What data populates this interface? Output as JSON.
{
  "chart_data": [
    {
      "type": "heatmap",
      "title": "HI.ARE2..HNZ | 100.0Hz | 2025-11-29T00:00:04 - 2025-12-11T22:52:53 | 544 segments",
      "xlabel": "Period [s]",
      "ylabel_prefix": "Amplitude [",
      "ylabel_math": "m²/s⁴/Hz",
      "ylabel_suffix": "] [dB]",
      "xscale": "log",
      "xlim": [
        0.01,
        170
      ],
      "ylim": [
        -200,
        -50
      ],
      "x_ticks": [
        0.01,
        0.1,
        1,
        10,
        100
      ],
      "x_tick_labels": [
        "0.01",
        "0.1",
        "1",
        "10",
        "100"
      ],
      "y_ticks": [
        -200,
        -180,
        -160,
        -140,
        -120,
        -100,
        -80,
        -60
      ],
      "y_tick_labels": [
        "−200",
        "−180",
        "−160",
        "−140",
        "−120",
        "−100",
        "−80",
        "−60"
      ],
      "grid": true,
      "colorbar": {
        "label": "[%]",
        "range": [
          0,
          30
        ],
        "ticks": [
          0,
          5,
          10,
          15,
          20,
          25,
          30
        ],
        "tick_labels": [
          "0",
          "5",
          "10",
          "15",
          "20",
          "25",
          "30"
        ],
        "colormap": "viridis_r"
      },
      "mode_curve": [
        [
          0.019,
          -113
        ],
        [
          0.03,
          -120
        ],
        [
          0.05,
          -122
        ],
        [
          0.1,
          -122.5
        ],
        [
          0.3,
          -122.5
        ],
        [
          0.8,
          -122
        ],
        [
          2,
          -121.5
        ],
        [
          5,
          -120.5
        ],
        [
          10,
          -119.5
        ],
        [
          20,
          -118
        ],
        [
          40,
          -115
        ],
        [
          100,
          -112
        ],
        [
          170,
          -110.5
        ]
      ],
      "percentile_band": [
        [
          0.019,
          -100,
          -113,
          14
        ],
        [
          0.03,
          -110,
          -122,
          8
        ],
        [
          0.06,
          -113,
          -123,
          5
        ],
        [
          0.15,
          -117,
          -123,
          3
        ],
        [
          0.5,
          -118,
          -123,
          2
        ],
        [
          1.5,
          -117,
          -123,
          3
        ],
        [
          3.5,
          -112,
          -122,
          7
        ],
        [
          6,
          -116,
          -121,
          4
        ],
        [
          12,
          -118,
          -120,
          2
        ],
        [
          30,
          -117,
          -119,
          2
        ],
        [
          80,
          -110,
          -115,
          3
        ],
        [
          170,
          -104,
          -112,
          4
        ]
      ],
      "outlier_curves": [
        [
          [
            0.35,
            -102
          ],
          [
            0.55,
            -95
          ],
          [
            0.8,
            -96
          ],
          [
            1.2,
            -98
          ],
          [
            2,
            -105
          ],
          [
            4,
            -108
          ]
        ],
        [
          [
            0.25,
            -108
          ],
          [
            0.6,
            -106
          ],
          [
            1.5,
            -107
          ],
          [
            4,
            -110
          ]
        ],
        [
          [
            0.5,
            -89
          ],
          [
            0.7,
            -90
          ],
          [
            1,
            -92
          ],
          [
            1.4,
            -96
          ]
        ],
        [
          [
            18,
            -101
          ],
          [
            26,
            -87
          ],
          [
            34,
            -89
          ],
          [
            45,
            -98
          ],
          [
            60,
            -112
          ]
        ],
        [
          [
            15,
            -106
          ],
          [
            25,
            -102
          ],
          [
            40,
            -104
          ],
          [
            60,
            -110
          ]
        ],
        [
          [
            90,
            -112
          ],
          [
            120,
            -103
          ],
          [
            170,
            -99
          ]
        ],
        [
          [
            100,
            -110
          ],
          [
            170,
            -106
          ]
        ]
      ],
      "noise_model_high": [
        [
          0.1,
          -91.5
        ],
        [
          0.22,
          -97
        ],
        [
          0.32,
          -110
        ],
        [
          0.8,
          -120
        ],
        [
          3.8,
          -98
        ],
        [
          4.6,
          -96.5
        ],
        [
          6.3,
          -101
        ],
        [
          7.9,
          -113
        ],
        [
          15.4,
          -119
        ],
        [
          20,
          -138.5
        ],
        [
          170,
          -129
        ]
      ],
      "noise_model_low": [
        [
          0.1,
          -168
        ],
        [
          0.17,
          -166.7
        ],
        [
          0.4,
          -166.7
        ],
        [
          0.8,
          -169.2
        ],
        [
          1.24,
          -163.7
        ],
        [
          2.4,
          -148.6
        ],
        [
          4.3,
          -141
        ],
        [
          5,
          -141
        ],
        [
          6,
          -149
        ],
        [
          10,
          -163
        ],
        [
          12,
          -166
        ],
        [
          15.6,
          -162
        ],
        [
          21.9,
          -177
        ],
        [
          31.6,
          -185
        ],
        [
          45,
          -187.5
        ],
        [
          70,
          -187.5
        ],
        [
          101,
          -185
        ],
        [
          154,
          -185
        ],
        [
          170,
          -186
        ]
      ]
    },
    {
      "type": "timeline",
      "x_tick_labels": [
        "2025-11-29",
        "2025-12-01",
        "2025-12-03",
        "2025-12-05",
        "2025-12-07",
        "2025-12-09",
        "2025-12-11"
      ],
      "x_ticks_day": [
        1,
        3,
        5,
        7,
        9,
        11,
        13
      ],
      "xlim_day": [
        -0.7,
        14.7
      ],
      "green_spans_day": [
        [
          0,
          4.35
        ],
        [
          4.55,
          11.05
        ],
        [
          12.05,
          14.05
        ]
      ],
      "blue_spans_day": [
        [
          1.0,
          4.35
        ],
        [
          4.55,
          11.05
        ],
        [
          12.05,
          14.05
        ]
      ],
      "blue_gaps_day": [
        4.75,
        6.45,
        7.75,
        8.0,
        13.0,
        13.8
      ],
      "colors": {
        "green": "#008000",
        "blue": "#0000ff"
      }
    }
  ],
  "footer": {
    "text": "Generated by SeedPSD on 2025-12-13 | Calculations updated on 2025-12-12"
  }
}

--- --- ---

STATED TASK: Reproduce the whole listing word for word.

CORRECT ANSWER:
What data populates this interface? Output as JSON.
{
  "chart_data": [
    {
      "type": "heatmap",
      "title": "HI.ARE2..HNZ | 100.0Hz | 2025-11-29T00:00:04 - 2025-12-11T22:52:53 | 544 segments",
      "xlabel": "Period [s]",
      "ylabel_prefix": "Amplitude [",
      "ylabel_math": "m²/s⁴/Hz",
      "ylabel_suffix": "] [dB]",
      "xscale": "log",
      "xlim": [
        0.01,
        170
      ],
      "ylim": [
        -200,
        -50
      ],
      "x_ticks": [
        0.01,
        0.1,
        1,
        10,
        100
      ],
      "x_tick_labels": [
        "0.01",
        "0.1",
        "1",
        "10",
        "100"
      ],
      "y_ticks": [
        -200,
        -180,
        -160,
        -140,
        -120,
        -100,
        -80,
        -60
      ],
      "y_tick_labels": [
        "−200",
        "−180",
        "−160",
        "−140",
        "−120",
        "−100",
        "−80",
        "−60"
      ],
      "grid": true,
      "colorbar": {
        "label": "[%]",
        "range": [
          0,
          30
        ],
        "ticks": [
          0,
          5,
          10,
          15,
          20,
          25,
          30
        ],
        "tick_labels": [
          "0",
          "5",
          "10",
          "15",
          "20",
          "25",
          "30"
        ],
        "colormap": "viridis_r"
      },
      "mode_curve": [
        [
          0.019,
          -113
        ],
        [
          0.03,
          -120
        ],
        [
          0.05,
          -122
        ],
        [
          0.1,
          -122.5
        ],
        [
          0.3,
          -122.5
        ],
        [
          0.8,
          -122
        ],
        [
          2,
          -121.5
        ],
        [
          5,
          -120.5
        ],
        [
          10,
          -119.5
        ],
        [
          20,
          -118
        ],
        [
          40,
          -115
        ],
        [
          100,
          -112
        ],
        [
          170,
          -110.5
        ]
      ],
      "percentile_band": [
        [
          0.019,
          -100,
          -113,
          14
        ],
        [
          0.03,
          -110,
          -122,
          8
        ],
        [
          0.06,
          -113,
          -123,
          5
        ],
        [
          0.15,
          -117,
          -123,
          3
        ],
        [
          0.5,
          -118,
          -123,
          2
        ],
        [
          1.5,
          -117,
          -123,
          3
        ],
        [
          3.5,
          -112,
          -122,
          7
        ],
        [
          6,
          -116,
          -121,
          4
        ],
        [
          12,
          -118,
          -120,
          2
        ],
        [
          30,
          -117,
          -119,
          2
        ],
        [
          80,
          -110,
          -115,
          3
        ],
        [
          170,
          -104,
          -112,
          4
        ]
      ],
      "outlier_curves": [
        [
          [
            0.35,
            -102
          ],
          [
            0.55,
            -95
          ],
          [
            0.8,
            -96
          ],
          [
            1.2,
            -98
          ],
          [
            2,
            -105
          ],
          [
            4,
            -108
          ]
        ],
        [
          [
            0.25,
            -108
          ],
          [
            0.6,
            -106
          ],
          [
            1.5,
            -107
          ],
          [
            4,
            -110
          ]
        ],
        [
          [
            0.5,
            -89
          ],
          [
            0.7,
            -90
          ],
          [
            1,
            -92
          ],
          [
            1.4,
            -96
          ]
        ],
        [
          [
            18,
            -101
          ],
          [
            26,
            -87
          ],
          [
            34,
            -89
          ],
          [
            45,
            -98
          ],
          [
            60,
            -112
          ]
        ],
        [
          [
            15,
            -106
          ],
          [
            25,
            -102
          ],
          [
            40,
            -104
          ],
          [
            60,
            -110
          ]
        ],
        [
          [
            90,
            -112
          ],
          [
            120,
            -103
          ],
          [
            170,
            -99
          ]
        ],
        [
          [
            100,
            -110
          ],
          [
            170,
            -106
          ]
        ]
      ],
      "noise_model_high": [
        [
          0.1,
          -91.5
        ],
        [
          0.22,
          -97
        ],
        [
          0.32,
          -110
        ],
        [
          0.8,
          -120
        ],
        [
          3.8,
          -98
        ],
        [
          4.6,
          -96.5
        ],
        [
          6.3,
          -101
        ],
        [
          7.9,
          -113
        ],
        [
          15.4,
          -119
        ],
        [
          20,
          -138.5
        ],
        [
          170,
          -129
        ]
      ],
      "noise_model_low": [
        [
          0.1,
          -168
        ],
        [
          0.17,
          -166.7
        ],
        [
          0.4,
          -166.7
        ],
        [
          0.8,
          -169.2
        ],
        [
          1.24,
          -163.7
        ],
        [
          2.4,
          -148.6
        ],
        [
          4.3,
          -141
        ],
        [
          5,
          -141
        ],
        [
          6,
          -149
        ],
        [
          10,
          -163
        ],
        [
          12,
          -166
        ],
        [
          15.6,
          -162
        ],
        [
          21.9,
          -177
        ],
        [
          31.6,
          -185
        ],
        [
          45,
          -187.5
        ],
        [
          70,
          -187.5
        ],
        [
          101,
          -185
        ],
        [
          154,
          -185
        ],
        [
          170,
          -186
        ]
      ]
    },
    {
      "type": "timeline",
      "x_tick_labels": [
        "2025-11-29",
        "2025-12-01",
        "2025-12-03",
        "2025-12-05",
        "2025-12-07",
        "2025-12-09",
        "2025-12-11"
      ],
      "x_ticks_day": [
        1,
        3,
        5,
        7,
        9,
        11,
        13
      ],
      "xlim_day": [
        -0.7,
        14.7
      ],
      "green_spans_day": [
        [
          0,
          4.35
        ],
        [
          4.55,
          11.05
        ],
        [
          12.05,
          14.05
        ]
      ],
      "blue_spans_day": [
        [
          1.0,
          4.35
        ],
        [
          4.55,
          11.05
        ],
        [
          12.05,
          14.05
        ]
      ],
      "blue_gaps_day": [
        4.75,
        6.45,
        7.75,
        8.0,
        13.0,
        13.8
      ],
      "colors": {
        "green": "#008000",
        "blue": "#0000ff"
      }
    }
  ],
  "footer": {
    "text": "Generated by SeedPSD on 2025-12-13 | Calculations updated on 2025-12-12"
  }
}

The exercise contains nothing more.